[Data excerpts]
■ ■ ■
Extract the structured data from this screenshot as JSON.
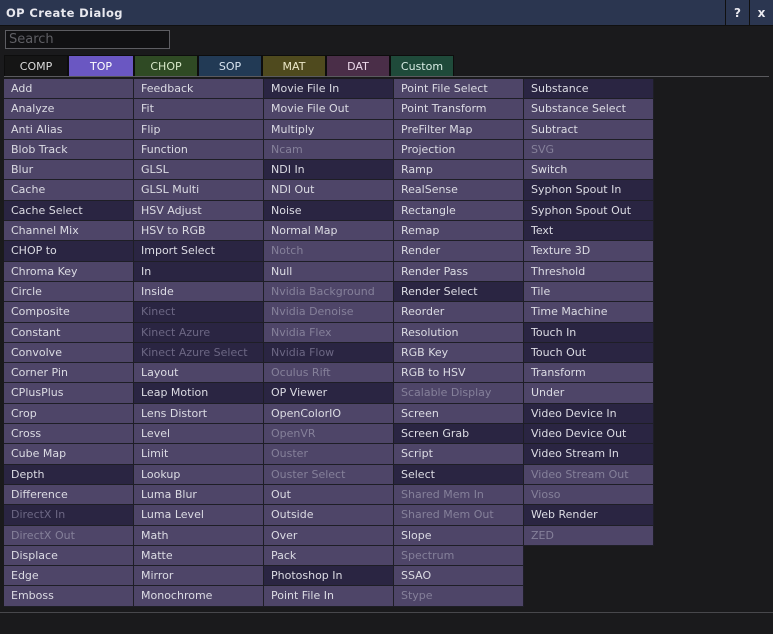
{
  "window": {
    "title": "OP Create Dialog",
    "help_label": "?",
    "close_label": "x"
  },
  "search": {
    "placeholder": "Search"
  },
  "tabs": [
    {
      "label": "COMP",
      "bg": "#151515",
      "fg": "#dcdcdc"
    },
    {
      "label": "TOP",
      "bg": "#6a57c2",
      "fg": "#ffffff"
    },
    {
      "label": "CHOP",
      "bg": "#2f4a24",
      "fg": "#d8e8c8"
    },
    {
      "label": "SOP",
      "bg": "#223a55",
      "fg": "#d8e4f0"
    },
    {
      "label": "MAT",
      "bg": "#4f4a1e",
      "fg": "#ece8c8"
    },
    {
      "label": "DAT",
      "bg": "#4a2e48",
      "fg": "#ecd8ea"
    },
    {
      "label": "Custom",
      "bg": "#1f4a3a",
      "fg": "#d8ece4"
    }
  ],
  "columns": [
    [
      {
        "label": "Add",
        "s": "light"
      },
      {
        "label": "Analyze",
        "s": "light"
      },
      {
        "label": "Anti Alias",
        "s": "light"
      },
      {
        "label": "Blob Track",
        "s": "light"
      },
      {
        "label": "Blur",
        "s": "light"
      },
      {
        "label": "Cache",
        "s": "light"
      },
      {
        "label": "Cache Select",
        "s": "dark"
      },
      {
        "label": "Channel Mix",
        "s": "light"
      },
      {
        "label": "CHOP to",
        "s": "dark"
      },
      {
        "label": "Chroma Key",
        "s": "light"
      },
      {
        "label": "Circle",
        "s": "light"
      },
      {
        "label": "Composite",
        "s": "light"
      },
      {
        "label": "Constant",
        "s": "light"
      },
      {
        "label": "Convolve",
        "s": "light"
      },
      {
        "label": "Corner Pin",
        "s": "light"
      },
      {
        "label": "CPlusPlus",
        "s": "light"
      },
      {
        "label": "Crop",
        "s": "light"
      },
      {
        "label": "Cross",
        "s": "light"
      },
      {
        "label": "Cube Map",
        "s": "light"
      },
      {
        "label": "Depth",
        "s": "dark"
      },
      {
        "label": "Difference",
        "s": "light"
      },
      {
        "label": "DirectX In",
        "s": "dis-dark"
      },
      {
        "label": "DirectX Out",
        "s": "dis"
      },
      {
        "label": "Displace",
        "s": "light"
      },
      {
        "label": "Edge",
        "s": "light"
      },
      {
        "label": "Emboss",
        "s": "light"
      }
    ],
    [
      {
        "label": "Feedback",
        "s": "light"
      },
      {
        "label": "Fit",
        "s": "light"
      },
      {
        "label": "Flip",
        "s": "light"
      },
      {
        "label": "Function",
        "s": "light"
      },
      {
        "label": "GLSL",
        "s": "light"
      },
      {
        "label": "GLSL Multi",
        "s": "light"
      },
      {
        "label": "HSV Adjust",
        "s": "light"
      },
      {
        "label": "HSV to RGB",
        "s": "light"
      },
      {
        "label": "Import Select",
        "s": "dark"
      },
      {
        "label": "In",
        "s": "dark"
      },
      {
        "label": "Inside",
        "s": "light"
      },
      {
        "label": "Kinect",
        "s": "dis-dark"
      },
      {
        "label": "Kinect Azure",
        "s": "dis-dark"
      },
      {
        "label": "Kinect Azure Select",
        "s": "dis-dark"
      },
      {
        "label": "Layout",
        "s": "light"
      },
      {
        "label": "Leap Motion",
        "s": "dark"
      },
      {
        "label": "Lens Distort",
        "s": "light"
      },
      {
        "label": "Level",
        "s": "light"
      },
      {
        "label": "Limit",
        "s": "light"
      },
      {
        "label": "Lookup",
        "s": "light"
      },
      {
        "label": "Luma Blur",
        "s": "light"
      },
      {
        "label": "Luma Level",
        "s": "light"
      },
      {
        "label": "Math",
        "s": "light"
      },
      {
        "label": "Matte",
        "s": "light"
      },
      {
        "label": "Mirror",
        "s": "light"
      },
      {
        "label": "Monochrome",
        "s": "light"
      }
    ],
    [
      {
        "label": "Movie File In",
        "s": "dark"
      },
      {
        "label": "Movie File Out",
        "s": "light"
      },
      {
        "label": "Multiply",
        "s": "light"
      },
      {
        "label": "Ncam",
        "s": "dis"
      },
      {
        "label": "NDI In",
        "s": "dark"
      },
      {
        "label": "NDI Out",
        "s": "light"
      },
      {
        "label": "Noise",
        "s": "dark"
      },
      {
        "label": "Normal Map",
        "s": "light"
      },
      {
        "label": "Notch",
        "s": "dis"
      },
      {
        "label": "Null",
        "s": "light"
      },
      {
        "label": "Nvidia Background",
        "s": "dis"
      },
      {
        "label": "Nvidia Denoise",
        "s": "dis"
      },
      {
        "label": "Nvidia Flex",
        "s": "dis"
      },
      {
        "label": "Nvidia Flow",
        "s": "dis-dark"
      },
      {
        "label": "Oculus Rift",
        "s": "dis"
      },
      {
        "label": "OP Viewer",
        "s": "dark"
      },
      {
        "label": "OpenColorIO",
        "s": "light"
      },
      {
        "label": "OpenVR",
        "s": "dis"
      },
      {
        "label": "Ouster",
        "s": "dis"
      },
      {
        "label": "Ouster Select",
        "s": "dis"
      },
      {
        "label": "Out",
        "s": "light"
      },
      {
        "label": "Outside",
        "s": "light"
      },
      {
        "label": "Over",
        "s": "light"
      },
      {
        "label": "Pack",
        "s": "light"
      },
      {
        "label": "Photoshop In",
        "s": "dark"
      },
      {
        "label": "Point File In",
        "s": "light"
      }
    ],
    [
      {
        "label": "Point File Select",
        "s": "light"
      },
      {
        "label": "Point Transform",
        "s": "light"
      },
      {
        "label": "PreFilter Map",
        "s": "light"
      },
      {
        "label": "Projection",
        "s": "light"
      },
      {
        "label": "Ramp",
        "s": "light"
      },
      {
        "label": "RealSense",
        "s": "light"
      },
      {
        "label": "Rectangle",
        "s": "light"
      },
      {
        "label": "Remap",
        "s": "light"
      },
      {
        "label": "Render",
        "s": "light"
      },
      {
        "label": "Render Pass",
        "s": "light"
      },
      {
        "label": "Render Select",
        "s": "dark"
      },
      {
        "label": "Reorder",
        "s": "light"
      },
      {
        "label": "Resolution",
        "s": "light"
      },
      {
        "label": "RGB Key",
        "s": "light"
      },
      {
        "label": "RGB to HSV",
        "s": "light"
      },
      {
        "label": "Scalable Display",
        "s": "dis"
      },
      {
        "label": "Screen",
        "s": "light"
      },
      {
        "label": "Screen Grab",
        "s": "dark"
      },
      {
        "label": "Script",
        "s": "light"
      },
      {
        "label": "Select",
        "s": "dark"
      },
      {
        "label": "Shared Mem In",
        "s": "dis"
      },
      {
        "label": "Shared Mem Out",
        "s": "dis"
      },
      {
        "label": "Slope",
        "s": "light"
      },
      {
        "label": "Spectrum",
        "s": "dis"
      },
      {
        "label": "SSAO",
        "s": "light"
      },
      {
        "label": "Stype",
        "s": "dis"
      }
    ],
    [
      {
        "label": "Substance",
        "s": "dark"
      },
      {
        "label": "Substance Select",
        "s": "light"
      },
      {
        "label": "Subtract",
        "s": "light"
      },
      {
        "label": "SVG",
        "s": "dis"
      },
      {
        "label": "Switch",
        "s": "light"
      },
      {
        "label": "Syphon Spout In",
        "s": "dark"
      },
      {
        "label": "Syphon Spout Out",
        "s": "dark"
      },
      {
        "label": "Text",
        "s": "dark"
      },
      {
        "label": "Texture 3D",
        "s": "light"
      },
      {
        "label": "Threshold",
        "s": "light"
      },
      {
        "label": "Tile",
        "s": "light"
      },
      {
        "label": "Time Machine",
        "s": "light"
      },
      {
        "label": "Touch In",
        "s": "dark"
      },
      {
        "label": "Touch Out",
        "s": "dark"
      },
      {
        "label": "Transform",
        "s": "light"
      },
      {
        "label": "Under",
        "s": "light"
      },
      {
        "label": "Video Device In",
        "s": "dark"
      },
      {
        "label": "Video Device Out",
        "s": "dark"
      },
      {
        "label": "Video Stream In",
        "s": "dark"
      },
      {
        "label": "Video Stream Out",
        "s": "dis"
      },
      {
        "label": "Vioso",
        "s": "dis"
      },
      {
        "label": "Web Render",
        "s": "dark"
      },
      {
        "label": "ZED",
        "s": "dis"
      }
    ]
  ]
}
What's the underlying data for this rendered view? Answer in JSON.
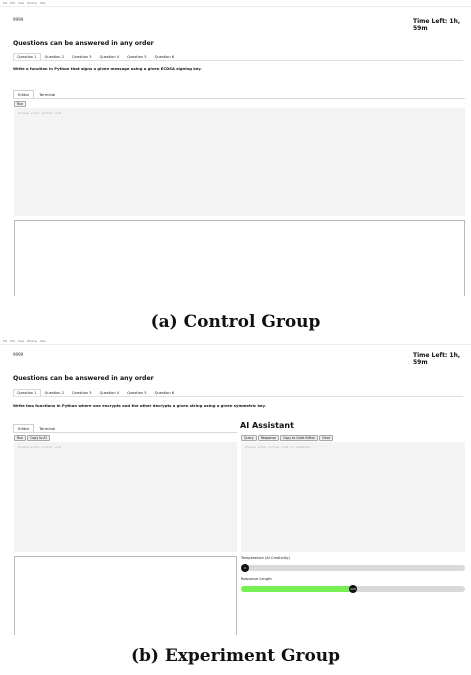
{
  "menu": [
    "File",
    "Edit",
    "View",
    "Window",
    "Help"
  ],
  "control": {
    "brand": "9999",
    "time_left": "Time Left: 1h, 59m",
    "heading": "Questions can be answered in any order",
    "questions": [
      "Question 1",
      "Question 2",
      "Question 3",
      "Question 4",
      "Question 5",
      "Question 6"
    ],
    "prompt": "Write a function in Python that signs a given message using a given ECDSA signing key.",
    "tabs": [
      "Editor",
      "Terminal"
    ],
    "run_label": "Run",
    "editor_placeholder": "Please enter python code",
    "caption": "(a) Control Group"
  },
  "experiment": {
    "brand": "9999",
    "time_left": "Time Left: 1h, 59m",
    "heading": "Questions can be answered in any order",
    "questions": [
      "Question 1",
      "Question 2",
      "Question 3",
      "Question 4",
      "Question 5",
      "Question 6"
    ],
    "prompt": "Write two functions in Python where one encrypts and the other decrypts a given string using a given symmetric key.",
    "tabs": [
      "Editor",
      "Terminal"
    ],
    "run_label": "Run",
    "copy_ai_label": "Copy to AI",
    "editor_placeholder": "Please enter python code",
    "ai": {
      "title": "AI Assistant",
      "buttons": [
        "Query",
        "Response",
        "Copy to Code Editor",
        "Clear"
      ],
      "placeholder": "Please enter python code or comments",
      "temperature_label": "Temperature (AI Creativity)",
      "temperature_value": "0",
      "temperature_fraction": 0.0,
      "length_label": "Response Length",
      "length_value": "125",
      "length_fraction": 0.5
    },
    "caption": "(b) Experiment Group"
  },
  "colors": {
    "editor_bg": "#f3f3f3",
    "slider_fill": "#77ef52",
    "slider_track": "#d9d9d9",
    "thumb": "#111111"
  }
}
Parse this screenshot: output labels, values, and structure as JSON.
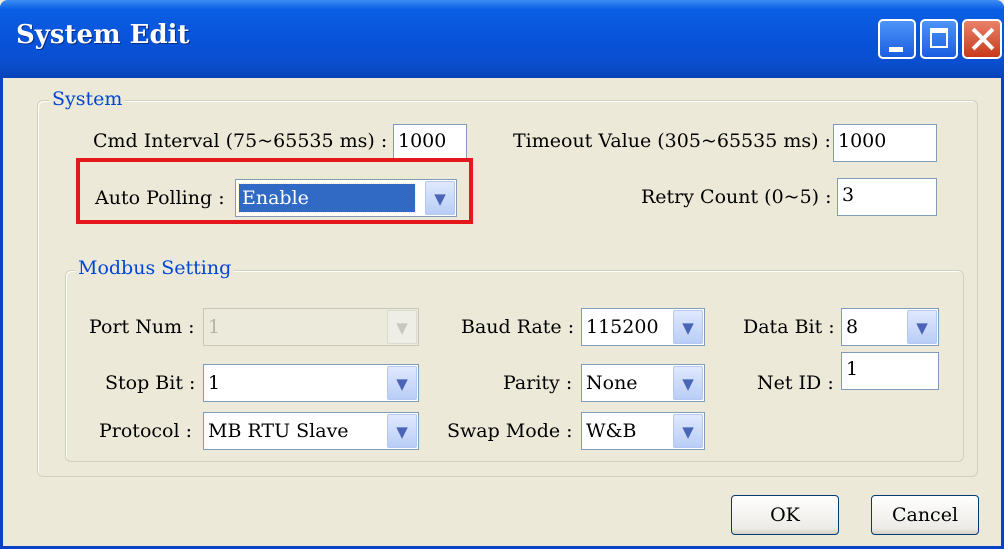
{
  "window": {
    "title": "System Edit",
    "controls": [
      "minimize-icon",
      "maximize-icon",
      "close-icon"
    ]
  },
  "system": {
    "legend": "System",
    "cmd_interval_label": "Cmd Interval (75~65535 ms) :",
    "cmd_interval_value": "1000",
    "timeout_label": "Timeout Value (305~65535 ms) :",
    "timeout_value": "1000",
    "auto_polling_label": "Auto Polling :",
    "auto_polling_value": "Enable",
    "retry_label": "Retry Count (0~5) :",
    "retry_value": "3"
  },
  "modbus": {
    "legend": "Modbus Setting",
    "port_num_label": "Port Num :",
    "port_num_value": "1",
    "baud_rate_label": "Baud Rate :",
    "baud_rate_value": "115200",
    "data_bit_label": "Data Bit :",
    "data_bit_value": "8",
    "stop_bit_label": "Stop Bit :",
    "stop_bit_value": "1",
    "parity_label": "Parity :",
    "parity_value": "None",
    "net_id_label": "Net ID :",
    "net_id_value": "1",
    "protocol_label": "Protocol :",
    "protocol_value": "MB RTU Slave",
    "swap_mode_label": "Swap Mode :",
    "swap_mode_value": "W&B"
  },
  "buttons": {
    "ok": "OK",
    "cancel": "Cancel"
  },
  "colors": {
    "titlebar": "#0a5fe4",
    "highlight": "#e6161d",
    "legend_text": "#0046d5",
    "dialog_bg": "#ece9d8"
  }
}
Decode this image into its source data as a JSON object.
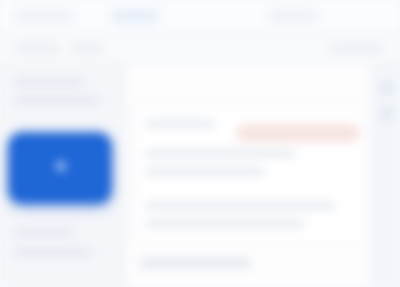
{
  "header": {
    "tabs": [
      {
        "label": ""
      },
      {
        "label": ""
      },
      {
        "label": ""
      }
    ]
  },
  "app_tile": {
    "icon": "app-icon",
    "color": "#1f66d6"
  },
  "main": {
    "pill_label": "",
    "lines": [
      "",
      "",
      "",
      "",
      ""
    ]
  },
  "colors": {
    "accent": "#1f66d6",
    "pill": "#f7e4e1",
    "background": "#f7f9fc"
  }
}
■ ■ ■
Transcribe exactly the portion of the material above that runs from the line containing "Decode this image" through its last line, omitting all pictures.

Decode this image into its source data as a JSON object.
{
  "header": {
    "tabs": [
      {
        "label": ""
      },
      {
        "label": ""
      },
      {
        "label": ""
      }
    ]
  },
  "app_tile": {
    "icon": "app-icon",
    "color": "#1f66d6"
  },
  "main": {
    "pill_label": "",
    "lines": [
      "",
      "",
      "",
      "",
      ""
    ]
  },
  "colors": {
    "accent": "#1f66d6",
    "pill": "#f7e4e1",
    "background": "#f7f9fc"
  }
}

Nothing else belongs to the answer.